Saved entries:
○ ○ ○ ○ ○

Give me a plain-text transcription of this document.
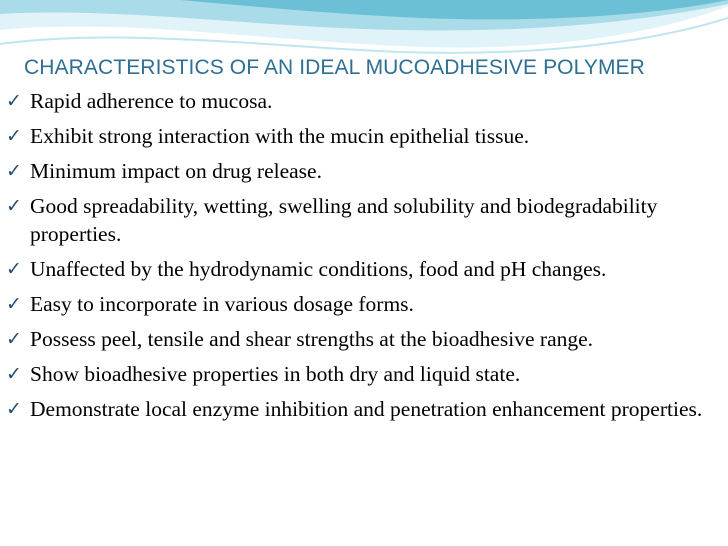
CHARACTERISTICS OF AN IDEAL MUCOADHESIVE POLYMER
✓ Rapid adherence to mucosa.
✓ Exhibit strong interaction with the mucin epithelial tissue.
✓ Minimum impact on drug release.
✓ Good spreadability, wetting, swelling and solubility and biodegradability properties.
✓ Unaffected by the hydrodynamic conditions, food and pH changes.
✓ Easy to incorporate in various dosage forms.
✓ Possess peel, tensile and shear strengths at the bioadhesive range.
✓ Show bioadhesive properties in both dry and liquid state.
✓ Demonstrate local enzyme inhibition and penetration enhancement properties.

○ ○ ○ ○ ○

A verbatim copy of every record is required, with all pictures excluded.

Exercise answer:
Give me a plain-text transcription of this document.
CHARACTERISTICS OF AN IDEAL MUCOADHESIVE POLYMER
✓ Rapid adherence to mucosa.
✓ Exhibit strong interaction with the mucin epithelial tissue.
✓ Minimum impact on drug release.
✓ Good spreadability, wetting, swelling and solubility and biodegradability properties.
✓ Unaffected by the hydrodynamic conditions, food and pH changes.
✓ Easy to incorporate in various dosage forms.
✓ Possess peel, tensile and shear strengths at the bioadhesive range.
✓ Show bioadhesive properties in both dry and liquid state.
✓ Demonstrate local enzyme inhibition and penetration enhancement properties.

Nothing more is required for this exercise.